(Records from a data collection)
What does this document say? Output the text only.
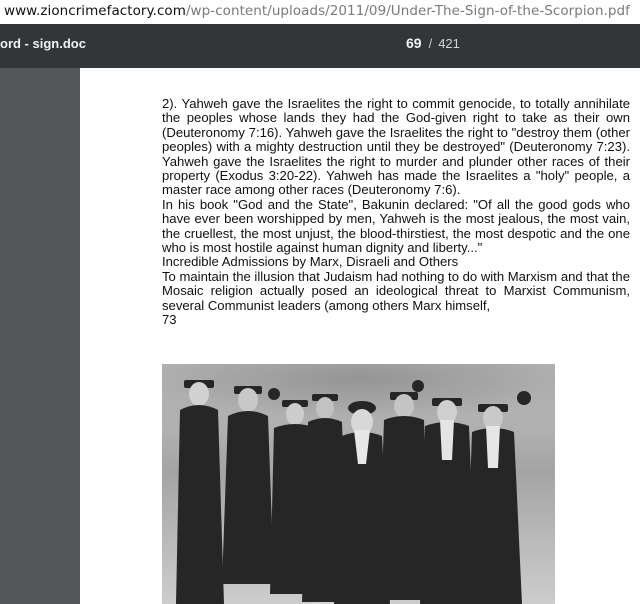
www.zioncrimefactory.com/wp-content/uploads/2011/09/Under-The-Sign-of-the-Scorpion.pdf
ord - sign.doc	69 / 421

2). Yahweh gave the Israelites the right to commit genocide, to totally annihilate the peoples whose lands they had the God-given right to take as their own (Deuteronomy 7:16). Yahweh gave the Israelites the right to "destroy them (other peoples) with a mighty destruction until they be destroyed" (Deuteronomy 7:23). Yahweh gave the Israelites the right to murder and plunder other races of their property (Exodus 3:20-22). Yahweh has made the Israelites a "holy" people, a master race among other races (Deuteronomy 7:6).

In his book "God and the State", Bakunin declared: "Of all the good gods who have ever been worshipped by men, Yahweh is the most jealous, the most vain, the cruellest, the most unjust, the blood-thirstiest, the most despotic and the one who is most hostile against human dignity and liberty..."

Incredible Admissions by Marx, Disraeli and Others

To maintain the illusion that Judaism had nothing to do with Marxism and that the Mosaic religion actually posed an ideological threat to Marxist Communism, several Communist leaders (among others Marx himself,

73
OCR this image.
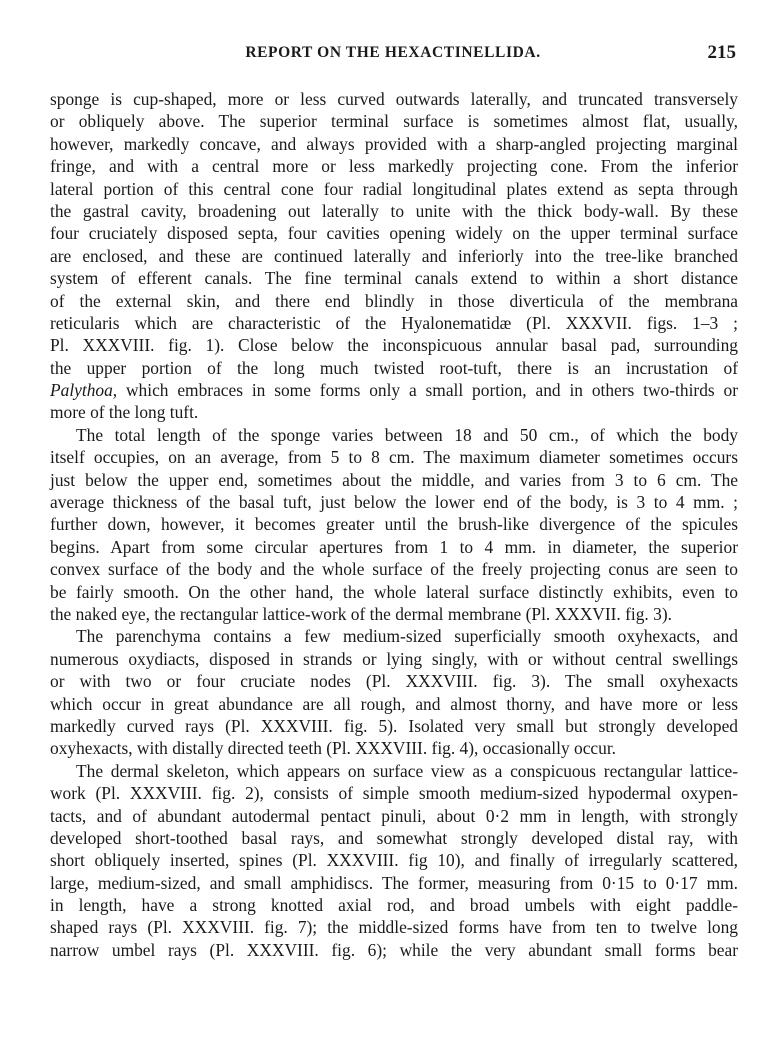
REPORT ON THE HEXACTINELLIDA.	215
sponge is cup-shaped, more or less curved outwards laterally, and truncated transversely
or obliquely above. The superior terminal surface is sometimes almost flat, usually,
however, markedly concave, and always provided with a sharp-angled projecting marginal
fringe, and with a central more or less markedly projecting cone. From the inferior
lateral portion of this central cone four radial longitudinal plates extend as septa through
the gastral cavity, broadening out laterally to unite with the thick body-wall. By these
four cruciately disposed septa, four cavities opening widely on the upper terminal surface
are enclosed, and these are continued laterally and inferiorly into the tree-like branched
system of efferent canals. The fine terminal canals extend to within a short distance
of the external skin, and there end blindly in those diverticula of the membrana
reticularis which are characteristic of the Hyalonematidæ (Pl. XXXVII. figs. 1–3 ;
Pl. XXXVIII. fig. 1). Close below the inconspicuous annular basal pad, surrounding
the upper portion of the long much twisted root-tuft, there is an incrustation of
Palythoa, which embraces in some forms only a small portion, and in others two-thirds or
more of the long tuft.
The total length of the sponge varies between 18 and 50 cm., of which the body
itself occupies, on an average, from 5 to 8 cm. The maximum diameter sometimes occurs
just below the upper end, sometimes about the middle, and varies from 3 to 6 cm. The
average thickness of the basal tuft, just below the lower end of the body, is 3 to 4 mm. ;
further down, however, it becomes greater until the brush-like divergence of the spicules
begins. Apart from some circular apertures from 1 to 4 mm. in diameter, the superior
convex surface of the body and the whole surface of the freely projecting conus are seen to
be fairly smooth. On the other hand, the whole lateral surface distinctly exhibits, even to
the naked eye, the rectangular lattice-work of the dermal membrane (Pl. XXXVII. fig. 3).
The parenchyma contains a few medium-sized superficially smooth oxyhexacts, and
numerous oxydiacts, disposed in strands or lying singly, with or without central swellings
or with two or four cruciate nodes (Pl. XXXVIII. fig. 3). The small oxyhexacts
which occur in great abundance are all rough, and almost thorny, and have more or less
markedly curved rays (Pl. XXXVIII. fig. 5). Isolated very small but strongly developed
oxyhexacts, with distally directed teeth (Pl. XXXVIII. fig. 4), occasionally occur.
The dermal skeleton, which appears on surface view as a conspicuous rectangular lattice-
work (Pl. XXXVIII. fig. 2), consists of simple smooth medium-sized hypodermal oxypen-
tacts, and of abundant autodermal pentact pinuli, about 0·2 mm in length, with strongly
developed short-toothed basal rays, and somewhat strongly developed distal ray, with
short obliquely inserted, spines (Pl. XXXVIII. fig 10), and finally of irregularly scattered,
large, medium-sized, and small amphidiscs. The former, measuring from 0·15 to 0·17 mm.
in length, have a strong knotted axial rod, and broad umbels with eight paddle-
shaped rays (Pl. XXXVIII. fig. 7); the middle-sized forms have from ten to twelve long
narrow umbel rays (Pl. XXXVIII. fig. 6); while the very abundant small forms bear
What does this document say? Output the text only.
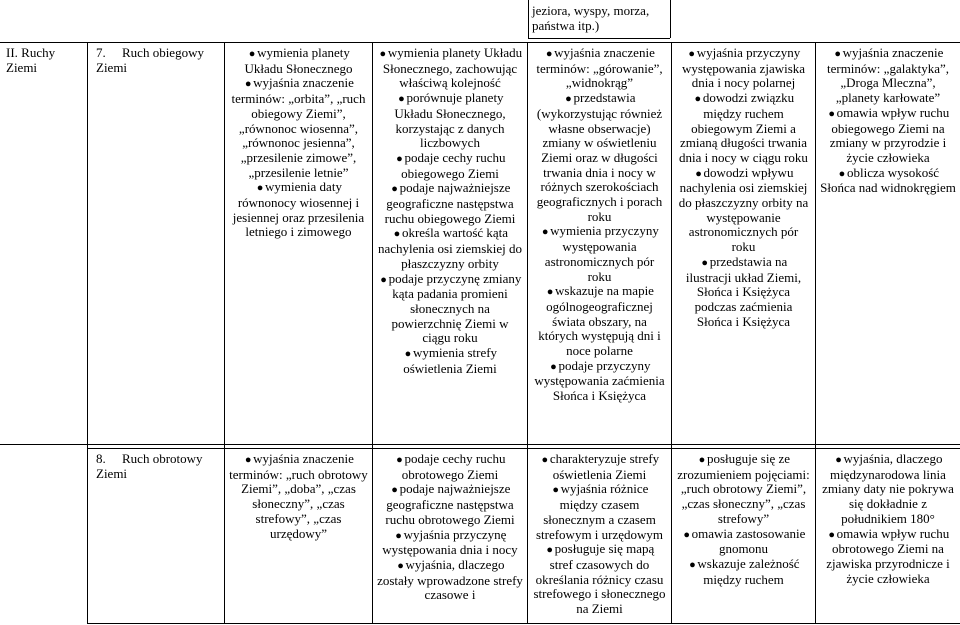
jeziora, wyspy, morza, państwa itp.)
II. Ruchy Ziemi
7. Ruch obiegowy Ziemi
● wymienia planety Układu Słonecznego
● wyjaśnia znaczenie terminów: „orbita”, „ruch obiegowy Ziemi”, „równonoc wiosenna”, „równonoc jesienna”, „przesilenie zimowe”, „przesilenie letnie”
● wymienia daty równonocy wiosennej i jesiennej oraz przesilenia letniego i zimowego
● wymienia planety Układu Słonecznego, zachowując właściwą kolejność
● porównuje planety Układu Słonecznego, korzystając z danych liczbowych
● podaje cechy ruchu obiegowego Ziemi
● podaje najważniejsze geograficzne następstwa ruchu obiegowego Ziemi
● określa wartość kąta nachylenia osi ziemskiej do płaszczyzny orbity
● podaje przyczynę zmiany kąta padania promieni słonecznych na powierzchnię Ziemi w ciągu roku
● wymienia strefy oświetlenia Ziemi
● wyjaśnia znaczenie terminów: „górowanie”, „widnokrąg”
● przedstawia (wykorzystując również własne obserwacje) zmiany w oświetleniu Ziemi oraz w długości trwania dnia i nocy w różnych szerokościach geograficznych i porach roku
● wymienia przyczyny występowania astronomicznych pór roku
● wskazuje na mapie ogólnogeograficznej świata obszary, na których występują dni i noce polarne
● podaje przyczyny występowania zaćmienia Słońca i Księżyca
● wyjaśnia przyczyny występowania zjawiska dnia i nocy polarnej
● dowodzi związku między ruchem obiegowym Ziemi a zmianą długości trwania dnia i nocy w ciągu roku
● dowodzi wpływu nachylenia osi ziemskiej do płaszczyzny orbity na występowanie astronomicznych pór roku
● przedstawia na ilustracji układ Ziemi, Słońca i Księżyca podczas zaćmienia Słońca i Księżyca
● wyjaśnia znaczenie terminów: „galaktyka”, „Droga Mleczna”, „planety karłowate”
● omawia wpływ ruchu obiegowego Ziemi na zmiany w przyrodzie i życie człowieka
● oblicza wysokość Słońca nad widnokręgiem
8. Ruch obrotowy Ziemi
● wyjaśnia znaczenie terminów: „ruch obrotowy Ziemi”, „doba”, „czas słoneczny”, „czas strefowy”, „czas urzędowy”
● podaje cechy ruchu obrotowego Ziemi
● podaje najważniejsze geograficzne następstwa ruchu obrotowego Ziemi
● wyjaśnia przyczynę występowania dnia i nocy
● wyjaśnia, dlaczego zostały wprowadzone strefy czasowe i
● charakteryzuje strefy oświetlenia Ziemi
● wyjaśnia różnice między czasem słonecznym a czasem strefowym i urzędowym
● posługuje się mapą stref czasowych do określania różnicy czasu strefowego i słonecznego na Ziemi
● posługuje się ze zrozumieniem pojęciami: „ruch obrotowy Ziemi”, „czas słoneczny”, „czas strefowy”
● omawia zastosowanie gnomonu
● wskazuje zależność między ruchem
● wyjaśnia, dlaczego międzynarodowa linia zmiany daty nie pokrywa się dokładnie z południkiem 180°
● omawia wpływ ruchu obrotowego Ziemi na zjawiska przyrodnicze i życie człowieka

◆ Directions for this task
Copy out every line of the data that includes the word "terminal".

◆ Written answer
or obliquely above. The superior terminal surface is sometimes almost flat, usually,
four cruciately disposed septa, four cavities opening widely on the upper terminal surface
system of efferent canals. The fine terminal canals extend to within a short distance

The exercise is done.